_Prompt:_ Write out the lines below exactly as they appear, leaving out the picture.
— start Task material —
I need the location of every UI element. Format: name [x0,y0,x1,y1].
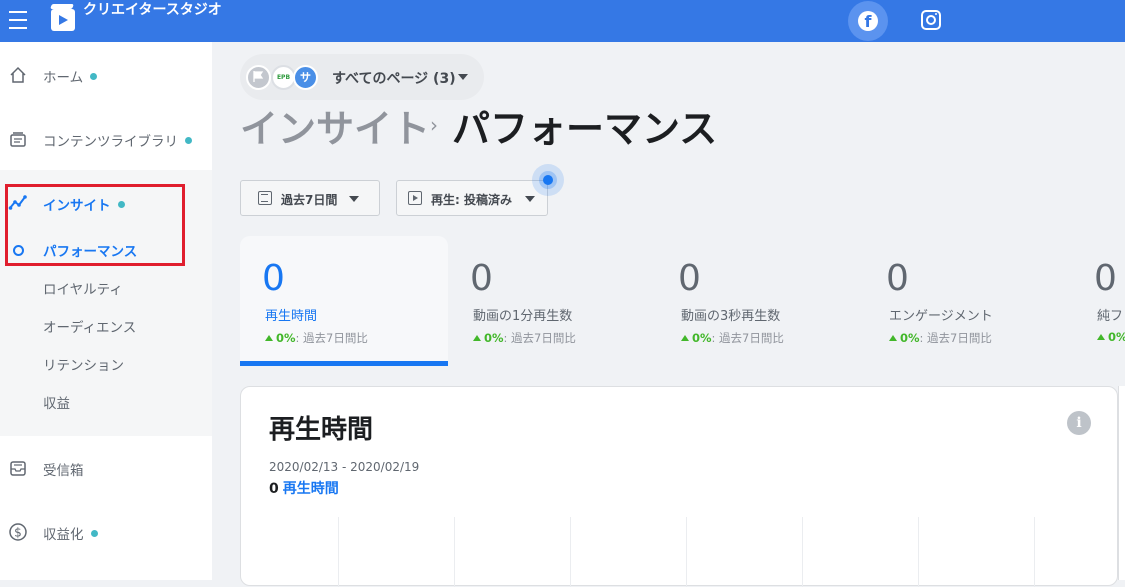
page-selector[interactable]: EPB サ すべてのページ (3) [240,54,484,100]
monetization-icon: $ [9,523,27,541]
playback-filter-label: 再生: 投稿済み [431,193,512,207]
status-dot [90,73,98,80]
sidebar-subitem-retention[interactable]: リテンション [43,354,124,374]
highlight-box [5,184,185,266]
arrow-up-icon [681,335,689,341]
metric-tab-net-followers[interactable]: 0 純フ 0% [1072,236,1125,366]
content-library-icon [10,132,26,147]
metric-label: 純フ [1097,309,1124,324]
metric-value: 0 [678,258,701,299]
chevron-down-icon [349,196,359,202]
chevron-down-icon [525,196,535,202]
gridline [570,517,571,587]
gridline [338,517,339,587]
sidebar-item-label: ホーム [43,70,84,86]
facebook-icon: f [858,11,878,31]
top-bar: クリエイタースタジオ f [0,0,1125,42]
menu-icon[interactable] [9,11,27,31]
metric-label: エンゲージメント [889,309,993,324]
metric-tabs: 0 再生時間 0%: 過去7日間比 0 動画の1分再生数 0%: 過去7日間比 … [240,236,1125,366]
arrow-up-icon [1097,334,1105,340]
metric-tab-watch-time[interactable]: 0 再生時間 0%: 過去7日間比 [240,236,448,366]
gridline [918,517,919,587]
page-avatar: サ [293,65,318,90]
metric-label: 再生時間 [265,309,318,324]
metric-change: 0%: 過去7日間比 [265,330,368,346]
selected-indicator [240,361,448,366]
instagram-icon[interactable] [921,10,941,30]
inbox-icon [10,461,26,476]
sidebar-item-home[interactable]: ホーム [0,63,212,87]
facebook-tab[interactable]: f [848,1,888,41]
sidebar-item-content-library[interactable]: コンテンツライブラリ [0,127,212,151]
sidebar-item-monetization[interactable]: $ 収益化 [0,520,212,544]
breadcrumb-separator: › [430,113,438,137]
watch-time-card: 再生時間 i 2020/02/13 - 2020/02/19 0 再生時間 [240,386,1118,587]
gridline [686,517,687,587]
tour-hotspot[interactable] [532,164,564,196]
card-title: 再生時間 [269,415,374,445]
arrow-up-icon [265,335,273,341]
metric-change: 0%: 過去7日間比 [473,330,576,346]
metric-value: 0 [1094,258,1117,299]
calendar-icon [258,191,272,205]
metric-value: 0 [262,258,285,299]
metric-label: 動画の3秒再生数 [681,309,781,324]
metric-change: 0% [1097,330,1125,344]
metric-value: 0 [470,258,493,299]
gridline [802,517,803,587]
status-dot [185,137,192,144]
date-range-label: 過去7日間 [281,193,338,207]
sidebar-subitem-audience[interactable]: オーディエンス [43,316,136,336]
sidebar-item-label: 収益化 [43,527,84,543]
sidebar-subitem-loyalty[interactable]: ロイヤルティ [43,278,123,298]
status-dot [90,530,98,537]
sidebar-item-label: 受信箱 [43,463,84,479]
card-total: 0 再生時間 [269,481,339,497]
metric-change: 0%: 過去7日間比 [681,330,784,346]
metric-label: 動画の1分再生数 [473,309,573,324]
arrow-up-icon [889,335,897,341]
metric-tab-engagement[interactable]: 0 エンゲージメント 0%: 過去7日間比 [864,236,1072,366]
card-date-range: 2020/02/13 - 2020/02/19 [269,460,420,474]
page-selector-label: すべてのページ (3) [332,71,456,87]
sidebar-subitem-revenue[interactable]: 収益 [43,392,70,412]
flag-icon [253,71,264,82]
app-title[interactable]: クリエイタースタジオ [83,2,223,19]
gridline [1034,517,1035,587]
sidebar-item-inbox[interactable]: 受信箱 [0,456,212,480]
home-icon [10,66,26,83]
metric-value: 0 [886,258,909,299]
chart-grid [338,517,1118,587]
metric-tab-3sec-views[interactable]: 0 動画の3秒再生数 0%: 過去7日間比 [656,236,864,366]
info-icon[interactable]: i [1067,411,1091,435]
sidebar-item-label: コンテンツライブラリ [43,134,178,150]
side-panel-edge [1118,386,1125,580]
date-range-dropdown[interactable]: 過去7日間 [240,180,380,216]
metric-change: 0%: 過去7日間比 [889,330,992,346]
metric-tab-1min-views[interactable]: 0 動画の1分再生数 0%: 過去7日間比 [448,236,656,366]
gridline [454,517,455,587]
arrow-up-icon [473,335,481,341]
page-title: パフォーマンス [452,107,718,151]
video-icon [408,191,422,205]
sidebar: ホーム コンテンツライブラリ インサイト パフォーマンス ロイヤルティ オーディ… [0,42,212,580]
creator-studio-logo[interactable] [51,9,75,31]
breadcrumb-parent[interactable]: インサイト [240,98,430,153]
svg-text:$: $ [14,526,22,540]
chevron-down-icon [458,74,468,80]
page-avatar [246,65,271,90]
playback-filter-dropdown[interactable]: 再生: 投稿済み [396,180,548,216]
— end Task material —
_Task response:_
I need the location of every UI element. Format: name [x0,y0,x1,y1].
page-selector[interactable]: EPB サ すべてのページ (3) [240,54,484,100]
monetization-icon: $ [9,523,27,541]
playback-filter-label: 再生: 投稿済み [431,193,512,207]
status-dot [90,73,98,80]
sidebar-subitem-retention[interactable]: リテンション [43,354,124,374]
highlight-box [5,184,185,266]
arrow-up-icon [681,335,689,341]
metric-tab-net-followers[interactable]: 0 純フ 0% [1072,236,1125,366]
content-library-icon [10,132,26,147]
metric-label: 純フ [1097,309,1124,324]
metric-value: 0 [678,258,701,299]
chevron-down-icon [349,196,359,202]
chevron-down-icon [525,196,535,202]
gridline [570,517,571,587]
gridline [338,517,339,587]
sidebar-item-label: ホーム [43,70,84,86]
facebook-icon: f [858,11,878,31]
top-bar: クリエイタースタジオ f [0,0,1125,42]
menu-icon[interactable] [9,11,27,31]
metric-label: エンゲージメント [889,309,993,324]
metric-tabs: 0 再生時間 0%: 過去7日間比 0 動画の1分再生数 0%: 過去7日間比 … [240,236,1125,366]
arrow-up-icon [1097,334,1105,340]
metric-tab-watch-time[interactable]: 0 再生時間 0%: 過去7日間比 [240,236,448,366]
gridline [918,517,919,587]
page-avatar: サ [293,65,318,90]
metric-label: 再生時間 [265,309,318,324]
metric-change: 0%: 過去7日間比 [265,330,368,346]
selected-indicator [240,361,448,366]
instagram-icon[interactable] [921,10,941,30]
inbox-icon [10,461,26,476]
sidebar-item-home[interactable]: ホーム [0,63,212,87]
facebook-tab[interactable]: f [848,1,888,41]
sidebar-item-content-library[interactable]: コンテンツライブラリ [0,127,212,151]
sidebar-item-monetization[interactable]: $ 収益化 [0,520,212,544]
breadcrumb-separator: › [430,113,438,137]
watch-time-card: 再生時間 i 2020/02/13 - 2020/02/19 0 再生時間 [240,386,1118,587]
gridline [686,517,687,587]
tour-hotspot[interactable] [532,164,564,196]
card-title: 再生時間 [269,415,374,445]
arrow-up-icon [265,335,273,341]
metric-change: 0%: 過去7日間比 [473,330,576,346]
metric-value: 0 [1094,258,1117,299]
calendar-icon [258,191,272,205]
metric-value: 0 [262,258,285,299]
metric-label: 動画の3秒再生数 [681,309,781,324]
metric-change: 0% [1097,330,1125,344]
metric-value: 0 [470,258,493,299]
gridline [802,517,803,587]
status-dot [185,137,192,144]
date-range-label: 過去7日間 [281,193,338,207]
sidebar-subitem-audience[interactable]: オーディエンス [43,316,136,336]
sidebar-item-label: 収益化 [43,527,84,543]
sidebar-subitem-loyalty[interactable]: ロイヤルティ [43,278,123,298]
status-dot [90,530,98,537]
sidebar-item-label: 受信箱 [43,463,84,479]
card-total: 0 再生時間 [269,481,339,497]
metric-change: 0%: 過去7日間比 [681,330,784,346]
metric-label: 動画の1分再生数 [473,309,573,324]
arrow-up-icon [889,335,897,341]
metric-tab-engagement[interactable]: 0 エンゲージメント 0%: 過去7日間比 [864,236,1072,366]
card-date-range: 2020/02/13 - 2020/02/19 [269,460,420,474]
page-selector-label: すべてのページ (3) [332,71,456,87]
sidebar-subitem-revenue[interactable]: 収益 [43,392,70,412]
flag-icon [253,71,264,82]
app-title[interactable]: クリエイタースタジオ [83,2,223,19]
gridline [1034,517,1035,587]
sidebar-item-inbox[interactable]: 受信箱 [0,456,212,480]
home-icon [10,66,26,83]
metric-value: 0 [886,258,909,299]
chart-grid [338,517,1118,587]
metric-tab-3sec-views[interactable]: 0 動画の3秒再生数 0%: 過去7日間比 [656,236,864,366]
info-icon[interactable]: i [1067,411,1091,435]
sidebar-item-label: コンテンツライブラリ [43,134,178,150]
side-panel-edge [1118,386,1125,580]
date-range-dropdown[interactable]: 過去7日間 [240,180,380,216]
metric-change: 0%: 過去7日間比 [889,330,992,346]
metric-tab-1min-views[interactable]: 0 動画の1分再生数 0%: 過去7日間比 [448,236,656,366]
gridline [454,517,455,587]
arrow-up-icon [473,335,481,341]
page-title: パフォーマンス [452,107,718,151]
video-icon [408,191,422,205]
sidebar: ホーム コンテンツライブラリ インサイト パフォーマンス ロイヤルティ オーディ… [0,42,212,580]
creator-studio-logo[interactable] [51,9,75,31]
breadcrumb-parent[interactable]: インサイト [240,98,430,153]
svg-text:$: $ [14,526,22,540]
chevron-down-icon [458,74,468,80]
page-avatar [246,65,271,90]
playback-filter-dropdown[interactable]: 再生: 投稿済み [396,180,548,216]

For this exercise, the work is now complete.